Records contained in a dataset
━━━━━━━━━━━━━━━━━━━━━━━━━━━━━━

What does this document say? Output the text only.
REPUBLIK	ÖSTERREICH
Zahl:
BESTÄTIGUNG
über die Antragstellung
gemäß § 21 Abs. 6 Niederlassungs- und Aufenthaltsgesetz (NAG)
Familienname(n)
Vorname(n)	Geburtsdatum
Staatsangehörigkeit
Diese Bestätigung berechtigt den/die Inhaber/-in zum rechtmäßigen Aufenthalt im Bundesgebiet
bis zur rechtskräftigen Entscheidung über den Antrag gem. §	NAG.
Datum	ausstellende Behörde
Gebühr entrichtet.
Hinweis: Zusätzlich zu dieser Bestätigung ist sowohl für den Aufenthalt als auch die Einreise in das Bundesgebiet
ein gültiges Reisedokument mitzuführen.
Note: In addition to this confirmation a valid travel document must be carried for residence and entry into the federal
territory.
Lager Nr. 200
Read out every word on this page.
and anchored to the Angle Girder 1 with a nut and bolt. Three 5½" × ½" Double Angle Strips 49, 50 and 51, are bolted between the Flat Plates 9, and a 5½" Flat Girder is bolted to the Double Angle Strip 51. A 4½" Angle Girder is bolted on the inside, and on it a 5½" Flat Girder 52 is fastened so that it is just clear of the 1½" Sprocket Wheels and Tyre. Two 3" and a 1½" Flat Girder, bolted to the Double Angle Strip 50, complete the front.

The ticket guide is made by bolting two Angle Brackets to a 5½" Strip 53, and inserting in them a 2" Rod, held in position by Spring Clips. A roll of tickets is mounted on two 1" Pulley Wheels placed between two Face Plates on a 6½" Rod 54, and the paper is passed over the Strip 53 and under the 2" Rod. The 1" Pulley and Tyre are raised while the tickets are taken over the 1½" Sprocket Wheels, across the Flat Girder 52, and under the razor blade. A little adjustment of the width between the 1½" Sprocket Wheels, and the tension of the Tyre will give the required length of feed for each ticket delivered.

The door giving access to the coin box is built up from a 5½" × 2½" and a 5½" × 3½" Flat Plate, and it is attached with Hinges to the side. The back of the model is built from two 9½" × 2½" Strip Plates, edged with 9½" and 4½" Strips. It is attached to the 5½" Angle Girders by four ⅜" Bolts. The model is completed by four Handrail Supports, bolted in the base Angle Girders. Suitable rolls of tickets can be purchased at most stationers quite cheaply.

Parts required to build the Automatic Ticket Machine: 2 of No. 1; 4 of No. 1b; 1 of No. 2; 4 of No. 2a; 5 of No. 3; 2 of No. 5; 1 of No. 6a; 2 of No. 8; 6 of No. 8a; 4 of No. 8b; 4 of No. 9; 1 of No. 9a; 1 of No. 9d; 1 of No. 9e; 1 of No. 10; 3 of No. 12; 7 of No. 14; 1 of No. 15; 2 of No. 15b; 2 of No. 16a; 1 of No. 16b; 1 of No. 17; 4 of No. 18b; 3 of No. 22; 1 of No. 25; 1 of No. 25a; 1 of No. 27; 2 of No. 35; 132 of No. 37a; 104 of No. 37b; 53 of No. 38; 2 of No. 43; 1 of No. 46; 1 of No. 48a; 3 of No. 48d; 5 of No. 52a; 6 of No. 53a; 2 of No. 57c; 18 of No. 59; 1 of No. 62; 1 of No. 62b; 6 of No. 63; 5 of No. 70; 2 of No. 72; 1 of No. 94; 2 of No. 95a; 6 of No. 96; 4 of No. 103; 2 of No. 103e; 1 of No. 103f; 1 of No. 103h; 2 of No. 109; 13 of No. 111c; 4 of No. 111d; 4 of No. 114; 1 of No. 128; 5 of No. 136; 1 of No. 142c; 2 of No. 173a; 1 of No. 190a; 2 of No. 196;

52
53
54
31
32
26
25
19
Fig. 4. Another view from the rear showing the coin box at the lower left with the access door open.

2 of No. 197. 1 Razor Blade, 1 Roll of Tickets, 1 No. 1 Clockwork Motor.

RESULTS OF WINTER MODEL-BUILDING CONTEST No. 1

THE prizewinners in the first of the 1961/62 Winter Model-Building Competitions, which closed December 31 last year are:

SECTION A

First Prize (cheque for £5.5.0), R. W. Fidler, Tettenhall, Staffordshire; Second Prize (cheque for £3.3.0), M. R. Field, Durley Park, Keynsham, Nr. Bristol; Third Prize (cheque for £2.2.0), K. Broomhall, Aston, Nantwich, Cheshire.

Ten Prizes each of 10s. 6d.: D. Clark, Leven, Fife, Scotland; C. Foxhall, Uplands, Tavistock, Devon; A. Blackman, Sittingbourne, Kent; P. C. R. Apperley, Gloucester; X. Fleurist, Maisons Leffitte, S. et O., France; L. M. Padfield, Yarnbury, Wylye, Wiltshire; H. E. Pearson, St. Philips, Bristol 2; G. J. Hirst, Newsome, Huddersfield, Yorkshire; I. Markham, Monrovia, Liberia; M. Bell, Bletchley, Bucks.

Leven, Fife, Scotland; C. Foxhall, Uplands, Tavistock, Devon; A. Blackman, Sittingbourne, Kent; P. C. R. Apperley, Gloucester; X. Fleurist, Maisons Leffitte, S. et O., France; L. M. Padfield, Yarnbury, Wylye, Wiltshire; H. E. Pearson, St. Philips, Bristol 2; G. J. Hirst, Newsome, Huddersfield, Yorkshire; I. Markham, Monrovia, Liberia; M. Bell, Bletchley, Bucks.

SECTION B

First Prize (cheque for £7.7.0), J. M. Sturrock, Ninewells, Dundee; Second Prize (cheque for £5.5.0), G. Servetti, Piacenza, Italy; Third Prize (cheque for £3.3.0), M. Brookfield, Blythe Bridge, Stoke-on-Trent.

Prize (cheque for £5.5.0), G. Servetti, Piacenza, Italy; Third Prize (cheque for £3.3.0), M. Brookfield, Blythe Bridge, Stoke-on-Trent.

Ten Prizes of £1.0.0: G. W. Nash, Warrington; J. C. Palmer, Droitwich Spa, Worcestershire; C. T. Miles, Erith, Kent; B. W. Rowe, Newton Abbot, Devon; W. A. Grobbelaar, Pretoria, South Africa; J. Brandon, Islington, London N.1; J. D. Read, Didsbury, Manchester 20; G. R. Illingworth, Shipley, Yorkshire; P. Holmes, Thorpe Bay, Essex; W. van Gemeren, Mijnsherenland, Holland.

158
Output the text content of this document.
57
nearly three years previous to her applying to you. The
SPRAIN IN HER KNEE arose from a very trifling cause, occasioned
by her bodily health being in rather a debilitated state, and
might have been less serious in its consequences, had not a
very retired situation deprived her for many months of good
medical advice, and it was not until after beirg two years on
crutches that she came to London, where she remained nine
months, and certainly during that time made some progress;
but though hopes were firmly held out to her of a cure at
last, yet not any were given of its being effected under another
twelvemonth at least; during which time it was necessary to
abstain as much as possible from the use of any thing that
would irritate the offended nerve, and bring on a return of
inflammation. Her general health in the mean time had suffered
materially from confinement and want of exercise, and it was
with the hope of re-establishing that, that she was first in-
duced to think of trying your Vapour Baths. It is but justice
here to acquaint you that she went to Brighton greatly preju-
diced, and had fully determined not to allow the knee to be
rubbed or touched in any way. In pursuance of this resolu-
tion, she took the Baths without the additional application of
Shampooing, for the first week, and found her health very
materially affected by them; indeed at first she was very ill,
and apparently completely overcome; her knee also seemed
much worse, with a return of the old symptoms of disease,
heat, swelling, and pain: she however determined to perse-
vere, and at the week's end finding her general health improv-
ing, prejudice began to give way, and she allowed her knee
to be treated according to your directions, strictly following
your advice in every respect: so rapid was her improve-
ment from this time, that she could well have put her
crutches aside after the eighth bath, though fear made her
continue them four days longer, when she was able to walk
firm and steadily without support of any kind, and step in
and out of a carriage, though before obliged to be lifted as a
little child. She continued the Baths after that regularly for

━━━━━━━━━━━━━━━━━━━━━━━━━━━━━━

Here, the records must be output exactly and in full.

_Problem solution_:
What does this document say? Output the text only.
REPUBLIK	ÖSTERREICH
Zahl:
BESTÄTIGUNG
über die Antragstellung
gemäß § 21 Abs. 6 Niederlassungs- und Aufenthaltsgesetz (NAG)
Familienname(n)
Vorname(n)	Geburtsdatum
Staatsangehörigkeit
Diese Bestätigung berechtigt den/die Inhaber/-in zum rechtmäßigen Aufenthalt im Bundesgebiet
bis zur rechtskräftigen Entscheidung über den Antrag gem. §	NAG.
Datum	ausstellende Behörde
Gebühr entrichtet.
Hinweis: Zusätzlich zu dieser Bestätigung ist sowohl für den Aufenthalt als auch die Einreise in das Bundesgebiet
ein gültiges Reisedokument mitzuführen.
Note: In addition to this confirmation a valid travel document must be carried for residence and entry into the federal
territory.
Lager Nr. 200
Read out every word on this page.
and anchored to the Angle Girder 1 with a nut and bolt. Three 5½" × ½" Double Angle Strips 49, 50 and 51, are bolted between the Flat Plates 9, and a 5½" Flat Girder is bolted to the Double Angle Strip 51. A 4½" Angle Girder is bolted on the inside, and on it a 5½" Flat Girder 52 is fastened so that it is just clear of the 1½" Sprocket Wheels and Tyre. Two 3" and a 1½" Flat Girder, bolted to the Double Angle Strip 50, complete the front.

The ticket guide is made by bolting two Angle Brackets to a 5½" Strip 53, and inserting in them a 2" Rod, held in position by Spring Clips. A roll of tickets is mounted on two 1" Pulley Wheels placed between two Face Plates on a 6½" Rod 54, and the paper is passed over the Strip 53 and under the 2" Rod. The 1" Pulley and Tyre are raised while the tickets are taken over the 1½" Sprocket Wheels, across the Flat Girder 52, and under the razor blade. A little adjustment of the width between the 1½" Sprocket Wheels, and the tension of the Tyre will give the required length of feed for each ticket delivered.

The door giving access to the coin box is built up from a 5½" × 2½" and a 5½" × 3½" Flat Plate, and it is attached with Hinges to the side. The back of the model is built from two 9½" × 2½" Strip Plates, edged with 9½" and 4½" Strips. It is attached to the 5½" Angle Girders by four ⅜" Bolts. The model is completed by four Handrail Supports, bolted in the base Angle Girders. Suitable rolls of tickets can be purchased at most stationers quite cheaply.

Parts required to build the Automatic Ticket Machine: 2 of No. 1; 4 of No. 1b; 1 of No. 2; 4 of No. 2a; 5 of No. 3; 2 of No. 5; 1 of No. 6a; 2 of No. 8; 6 of No. 8a; 4 of No. 8b; 4 of No. 9; 1 of No. 9a; 1 of No. 9d; 1 of No. 9e; 1 of No. 10; 3 of No. 12; 7 of No. 14; 1 of No. 15; 2 of No. 15b; 2 of No. 16a; 1 of No. 16b; 1 of No. 17; 4 of No. 18b; 3 of No. 22; 1 of No. 25; 1 of No. 25a; 1 of No. 27; 2 of No. 35; 132 of No. 37a; 104 of No. 37b; 53 of No. 38; 2 of No. 43; 1 of No. 46; 1 of No. 48a; 3 of No. 48d; 5 of No. 52a; 6 of No. 53a; 2 of No. 57c; 18 of No. 59; 1 of No. 62; 1 of No. 62b; 6 of No. 63; 5 of No. 70; 2 of No. 72; 1 of No. 94; 2 of No. 95a; 6 of No. 96; 4 of No. 103; 2 of No. 103e; 1 of No. 103f; 1 of No. 103h; 2 of No. 109; 13 of No. 111c; 4 of No. 111d; 4 of No. 114; 1 of No. 128; 5 of No. 136; 1 of No. 142c; 2 of No. 173a; 1 of No. 190a; 2 of No. 196;

52
53
54
31
32
26
25
19
Fig. 4. Another view from the rear showing the coin box at the lower left with the access door open.

2 of No. 197. 1 Razor Blade, 1 Roll of Tickets, 1 No. 1 Clockwork Motor.

RESULTS OF WINTER MODEL-BUILDING CONTEST No. 1

THE prizewinners in the first of the 1961/62 Winter Model-Building Competitions, which closed December 31 last year are:

SECTION A

First Prize (cheque for £5.5.0), R. W. Fidler, Tettenhall, Staffordshire; Second Prize (cheque for £3.3.0), M. R. Field, Durley Park, Keynsham, Nr. Bristol; Third Prize (cheque for £2.2.0), K. Broomhall, Aston, Nantwich, Cheshire.

Ten Prizes each of 10s. 6d.: D. Clark, Leven, Fife, Scotland; C. Foxhall, Uplands, Tavistock, Devon; A. Blackman, Sittingbourne, Kent; P. C. R. Apperley, Gloucester; X. Fleurist, Maisons Leffitte, S. et O., France; L. M. Padfield, Yarnbury, Wylye, Wiltshire; H. E. Pearson, St. Philips, Bristol 2; G. J. Hirst, Newsome, Huddersfield, Yorkshire; I. Markham, Monrovia, Liberia; M. Bell, Bletchley, Bucks.

Leven, Fife, Scotland; C. Foxhall, Uplands, Tavistock, Devon; A. Blackman, Sittingbourne, Kent; P. C. R. Apperley, Gloucester; X. Fleurist, Maisons Leffitte, S. et O., France; L. M. Padfield, Yarnbury, Wylye, Wiltshire; H. E. Pearson, St. Philips, Bristol 2; G. J. Hirst, Newsome, Huddersfield, Yorkshire; I. Markham, Monrovia, Liberia; M. Bell, Bletchley, Bucks.

SECTION B

First Prize (cheque for £7.7.0), J. M. Sturrock, Ninewells, Dundee; Second Prize (cheque for £5.5.0), G. Servetti, Piacenza, Italy; Third Prize (cheque for £3.3.0), M. Brookfield, Blythe Bridge, Stoke-on-Trent.

Prize (cheque for £5.5.0), G. Servetti, Piacenza, Italy; Third Prize (cheque for £3.3.0), M. Brookfield, Blythe Bridge, Stoke-on-Trent.

Ten Prizes of £1.0.0: G. W. Nash, Warrington; J. C. Palmer, Droitwich Spa, Worcestershire; C. T. Miles, Erith, Kent; B. W. Rowe, Newton Abbot, Devon; W. A. Grobbelaar, Pretoria, South Africa; J. Brandon, Islington, London N.1; J. D. Read, Didsbury, Manchester 20; G. R. Illingworth, Shipley, Yorkshire; P. Holmes, Thorpe Bay, Essex; W. van Gemeren, Mijnsherenland, Holland.

158
Output the text content of this document.
57
nearly three years previous to her applying to you. The
SPRAIN IN HER KNEE arose from a very trifling cause, occasioned
by her bodily health being in rather a debilitated state, and
might have been less serious in its consequences, had not a
very retired situation deprived her for many months of good
medical advice, and it was not until after beirg two years on
crutches that she came to London, where she remained nine
months, and certainly during that time made some progress;
but though hopes were firmly held out to her of a cure at
last, yet not any were given of its being effected under another
twelvemonth at least; during which time it was necessary to
abstain as much as possible from the use of any thing that
would irritate the offended nerve, and bring on a return of
inflammation. Her general health in the mean time had suffered
materially from confinement and want of exercise, and it was
with the hope of re-establishing that, that she was first in-
duced to think of trying your Vapour Baths. It is but justice
here to acquaint you that she went to Brighton greatly preju-
diced, and had fully determined not to allow the knee to be
rubbed or touched in any way. In pursuance of this resolu-
tion, she took the Baths without the additional application of
Shampooing, for the first week, and found her health very
materially affected by them; indeed at first she was very ill,
and apparently completely overcome; her knee also seemed
much worse, with a return of the old symptoms of disease,
heat, swelling, and pain: she however determined to perse-
vere, and at the week's end finding her general health improv-
ing, prejudice began to give way, and she allowed her knee
to be treated according to your directions, strictly following
your advice in every respect: so rapid was her improve-
ment from this time, that she could well have put her
crutches aside after the eighth bath, though fear made her
continue them four days longer, when she was able to walk
firm and steadily without support of any kind, and step in
and out of a carriage, though before obliged to be lifted as a
little child. She continued the Baths after that regularly for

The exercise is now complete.